◆ **What is asked**
Pull every line with the word "Management" out of the entries below.

· · · · · · ·

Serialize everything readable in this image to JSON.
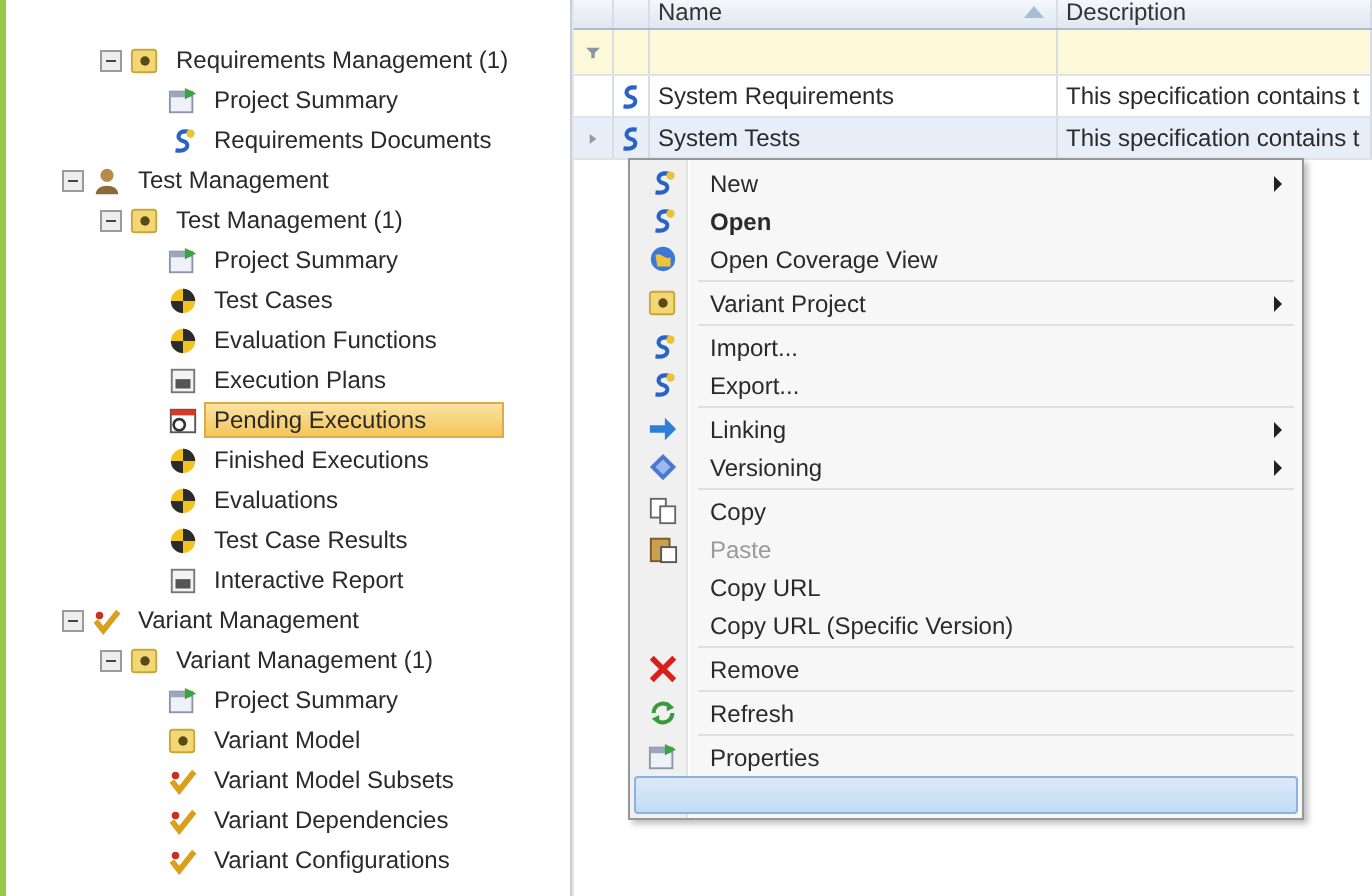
{
  "tree": [
    {
      "children": [
        {
          "label": "Requirements Management (1)",
          "kind": "module",
          "expanded": true,
          "selected": false,
          "children": [
            {
              "label": "Project Summary",
              "kind": "summary",
              "selected": false
            },
            {
              "label": "Requirements Documents",
              "kind": "spec",
              "selected": false
            }
          ]
        }
      ]
    },
    {
      "label": "Test Management",
      "kind": "figure",
      "expanded": true,
      "selected": false,
      "children": [
        {
          "label": "Test Management  (1)",
          "kind": "module",
          "expanded": true,
          "selected": false,
          "children": [
            {
              "label": "Project Summary",
              "kind": "summary",
              "selected": false
            },
            {
              "label": "Test Cases",
              "kind": "disc",
              "selected": false
            },
            {
              "label": "Evaluation Functions",
              "kind": "disc",
              "selected": false
            },
            {
              "label": "Execution Plans",
              "kind": "report",
              "selected": false
            },
            {
              "label": "Pending Executions",
              "kind": "calendar",
              "selected": true
            },
            {
              "label": "Finished Executions",
              "kind": "disc",
              "selected": false
            },
            {
              "label": "Evaluations",
              "kind": "disc",
              "selected": false
            },
            {
              "label": "Test Case Results",
              "kind": "disc",
              "selected": false
            },
            {
              "label": "Interactive Report",
              "kind": "report",
              "selected": false
            }
          ]
        }
      ]
    },
    {
      "label": "Variant Management",
      "kind": "check",
      "expanded": true,
      "selected": false,
      "children": [
        {
          "label": "Variant Management (1)",
          "kind": "module",
          "expanded": true,
          "selected": false,
          "children": [
            {
              "label": "Project Summary",
              "kind": "summary",
              "selected": false
            },
            {
              "label": "Variant Model",
              "kind": "module",
              "selected": false
            },
            {
              "label": "Variant Model Subsets",
              "kind": "check",
              "selected": false
            },
            {
              "label": "Variant Dependencies",
              "kind": "check",
              "selected": false
            },
            {
              "label": "Variant Configurations",
              "kind": "check",
              "selected": false
            }
          ]
        }
      ]
    }
  ],
  "table": {
    "columns": [
      "Name",
      "Description"
    ],
    "rows": [
      {
        "name": "System Requirements",
        "description": "This specification contains t",
        "selected": false
      },
      {
        "name": "System Tests",
        "description": "This specification contains t",
        "selected": true
      }
    ]
  },
  "menu": [
    [
      {
        "kind": "spec",
        "label": "New",
        "submenu": true,
        "bold": false,
        "disabled": false
      },
      {
        "kind": "spec",
        "label": "Open",
        "submenu": false,
        "bold": true,
        "disabled": false
      },
      {
        "kind": "coverage",
        "label": "Open Coverage View",
        "submenu": false,
        "bold": false,
        "disabled": false
      }
    ],
    [
      {
        "kind": "module",
        "label": "Variant Project",
        "submenu": true,
        "bold": false,
        "disabled": false
      }
    ],
    [
      {
        "kind": "spec",
        "label": "Import...",
        "submenu": false,
        "bold": false,
        "disabled": false
      },
      {
        "kind": "spec",
        "label": "Export...",
        "submenu": false,
        "bold": false,
        "disabled": false
      }
    ],
    [
      {
        "kind": "arrow",
        "label": "Linking",
        "submenu": true,
        "bold": false,
        "disabled": false
      },
      {
        "kind": "versions",
        "label": "Versioning",
        "submenu": true,
        "bold": false,
        "disabled": false
      }
    ],
    [
      {
        "kind": "copy",
        "label": "Copy",
        "submenu": false,
        "bold": false,
        "disabled": false
      },
      {
        "kind": "paste",
        "label": "Paste",
        "submenu": false,
        "bold": false,
        "disabled": true
      },
      {
        "kind": "plain",
        "label": "Copy URL",
        "submenu": false,
        "bold": false,
        "disabled": false
      },
      {
        "kind": "plain",
        "label": "Copy URL (Specific Version)",
        "submenu": false,
        "bold": false,
        "disabled": false
      }
    ],
    [
      {
        "kind": "remove",
        "label": "Remove",
        "submenu": false,
        "bold": false,
        "disabled": false
      }
    ],
    [
      {
        "kind": "refresh",
        "label": "Refresh",
        "submenu": false,
        "bold": false,
        "disabled": false
      }
    ],
    [
      {
        "kind": "summary",
        "label": "Properties",
        "submenu": false,
        "bold": false,
        "disabled": false
      },
      {
        "kind": "highlight"
      }
    ]
  ]
}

· · · · · · ·

◆ **Task solution**
          "label": "Requirements Management (1)",
      "label": "Test Management",
          "label": "Test Management  (1)",
      "label": "Variant Management",
          "label": "Variant Management (1)",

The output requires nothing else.